■ Texte:
:::
Publié le 2025-10-27 08:32:08. Une avancée majeure dans le traitement de tumeurs cérébrales agressives chez le chien pourrait ouvrir la voie à de nouvelles thérapies pour l’homme. Le Dr Offer Zeira, directeur de l’hôpital vétérinaire San Michele, détaille une approche innovante utilisant des cellules souches pour combattre le glioblastome, une maladie souvent fatale.
- Le glioblastome, une tumeur cérébrale dévastatrice chez le chien, ne laisse que quelques mois de vie après le diagnostic.
- Une nouvelle thérapie à base de cellules souches microfragmentées, injectées directement dans la tumeur, montre des résultats prometteurs avec une réduction significative de la masse tumorale.
- Cette technique, qui épargne les tissus sains et minimise les effets secondaires, est étudiée pour d’éventuelles applications chez l’humain.
Le Dr Offer Zeira, à la tête de l’Hôpital San Michele à Tavazzano, près de Lodi, et son équipe mènent des recherches cliniques prometteuses sur l’utilisation de cellules souches pour traiter certaines des tumeurs cérébrales les plus redoutables chez le chien. Cette médecine translationnelle suscite un vif intérêt dans la communauté scientifique internationale, en raison de ses potentielles applications humaines.
:::
■ Données fournies:
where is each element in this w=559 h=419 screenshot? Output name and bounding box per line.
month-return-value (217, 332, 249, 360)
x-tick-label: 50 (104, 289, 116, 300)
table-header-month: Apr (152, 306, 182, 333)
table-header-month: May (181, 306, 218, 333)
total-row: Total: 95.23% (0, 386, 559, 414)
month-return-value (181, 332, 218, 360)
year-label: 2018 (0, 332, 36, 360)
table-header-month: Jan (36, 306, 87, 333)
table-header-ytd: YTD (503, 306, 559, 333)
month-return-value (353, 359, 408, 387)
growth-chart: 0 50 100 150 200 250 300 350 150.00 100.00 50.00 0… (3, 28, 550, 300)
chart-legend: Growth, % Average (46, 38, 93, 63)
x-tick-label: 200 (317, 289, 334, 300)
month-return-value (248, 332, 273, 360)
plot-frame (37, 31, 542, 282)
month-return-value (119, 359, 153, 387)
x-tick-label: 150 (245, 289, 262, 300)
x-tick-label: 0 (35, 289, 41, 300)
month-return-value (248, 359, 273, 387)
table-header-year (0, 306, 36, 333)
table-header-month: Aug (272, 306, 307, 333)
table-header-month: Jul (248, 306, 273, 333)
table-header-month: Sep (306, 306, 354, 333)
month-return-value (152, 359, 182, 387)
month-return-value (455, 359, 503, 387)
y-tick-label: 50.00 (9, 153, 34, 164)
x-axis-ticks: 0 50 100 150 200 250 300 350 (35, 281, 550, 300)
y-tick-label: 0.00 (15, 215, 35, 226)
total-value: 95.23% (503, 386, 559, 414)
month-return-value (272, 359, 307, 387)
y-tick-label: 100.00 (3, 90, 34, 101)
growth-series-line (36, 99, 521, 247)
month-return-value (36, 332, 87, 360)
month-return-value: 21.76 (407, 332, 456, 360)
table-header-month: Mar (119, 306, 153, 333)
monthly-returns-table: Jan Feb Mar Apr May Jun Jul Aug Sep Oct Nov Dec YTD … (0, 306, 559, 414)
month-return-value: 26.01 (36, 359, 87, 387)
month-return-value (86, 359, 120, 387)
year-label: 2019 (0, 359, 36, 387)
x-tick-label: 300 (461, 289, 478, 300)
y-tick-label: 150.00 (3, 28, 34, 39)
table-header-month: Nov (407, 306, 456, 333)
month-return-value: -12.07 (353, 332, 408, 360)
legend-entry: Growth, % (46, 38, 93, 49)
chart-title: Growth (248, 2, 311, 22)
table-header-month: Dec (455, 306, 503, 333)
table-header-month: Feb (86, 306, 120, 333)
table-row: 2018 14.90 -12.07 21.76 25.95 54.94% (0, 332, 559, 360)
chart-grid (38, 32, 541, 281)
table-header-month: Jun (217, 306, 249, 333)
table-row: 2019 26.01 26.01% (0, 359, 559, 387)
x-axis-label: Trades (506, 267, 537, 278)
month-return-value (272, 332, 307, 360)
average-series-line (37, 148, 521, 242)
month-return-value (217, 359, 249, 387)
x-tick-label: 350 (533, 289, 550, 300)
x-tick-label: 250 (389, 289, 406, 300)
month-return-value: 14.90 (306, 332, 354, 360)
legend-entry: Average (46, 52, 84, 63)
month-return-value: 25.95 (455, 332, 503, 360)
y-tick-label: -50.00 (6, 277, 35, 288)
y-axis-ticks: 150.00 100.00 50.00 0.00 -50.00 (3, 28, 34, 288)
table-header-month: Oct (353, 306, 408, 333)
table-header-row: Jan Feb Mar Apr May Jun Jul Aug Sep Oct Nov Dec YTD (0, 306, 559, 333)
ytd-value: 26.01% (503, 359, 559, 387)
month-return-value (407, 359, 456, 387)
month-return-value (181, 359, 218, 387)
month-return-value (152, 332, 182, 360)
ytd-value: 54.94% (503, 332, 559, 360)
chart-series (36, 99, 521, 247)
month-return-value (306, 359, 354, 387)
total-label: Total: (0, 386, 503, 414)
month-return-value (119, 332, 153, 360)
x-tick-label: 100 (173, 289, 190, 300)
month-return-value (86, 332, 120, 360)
:::
■ Consignes:
**A.** Dans l'article sur les tumeurs cérébrales du chien, rebaptisez « glioblastome » en « gliome » et recopiez le passage allant de « Publié le 2025-10-27 » jusqu'à « applications chez l’humain. » inclus.
**B.** D'après l'article sur les tumeurs cérébrales du chien, où se trouve l'hôpital San Michele ?
**C.** Poursuivez l'article sur les tumeurs cérébrales du chien à partir de sa dernière phrase.
Ces données proviennent d'une autre source que le texte.

■ Réponses:
**A.**
Publié le 2025-10-27 08:32:08. Une avancée majeure dans le traitement de tumeurs cérébrales agressives chez le chien pourrait ouvrir la voie à de nouvelles thérapies pour l’homme. Le Dr Offer Zeira, directeur de l’hôpital vétérinaire San Michele, détaille une approche innovante utilisant des cellules souches pour combattre le gliome, une maladie souvent fatale.
- Le gliome, une tumeur cérébrale dévastatrice chez le chien, ne laisse que quelques mois de vie après le diagnostic.
- Une nouvelle thérapie à base de cellules souches microfragmentées, injectées directement dans la tumeur, montre des résultats prometteurs avec une réduction significative de la masse tumorale.
- Cette technique, qui épargne les tissus sains et minimise les effets secondaires, est étudiée pour d’éventuelles applications chez l’humain.

**B.** À Tavazzano, près de Lodi.

**C.**
« Nous parlons spécifiquement du glioblastome, une tumeur qui affecte autant le cerveau humain que canin, avec un pronostic tout aussi funeste », explique le Dr Zeira. Chez le chien, la progression est souvent fulgurante : « En deux ou trois mois, cette tumeur mène inéluctablement à la fin de vie », précise-t-il. Son engagement dans cette recherche est d’ailleurs né d’une promesse personnelle faite à son ex-femme, décédée des suites de cette maladie.
Contrairement aux approches existantes – radiothérapie, chimiothérapie ou chirurgie – qui se sont avérées insuffisantes pour guérir ces tumeurs malignes, l’équipe du Dr Zeira propose une thérapie novatrice. Elle repose sur l’introduction de cellules souches au sein d’un tissu adipeux microfragmenté, une technique que le vétérinaire utilise depuis de nombreuses années pour diverses affections animales.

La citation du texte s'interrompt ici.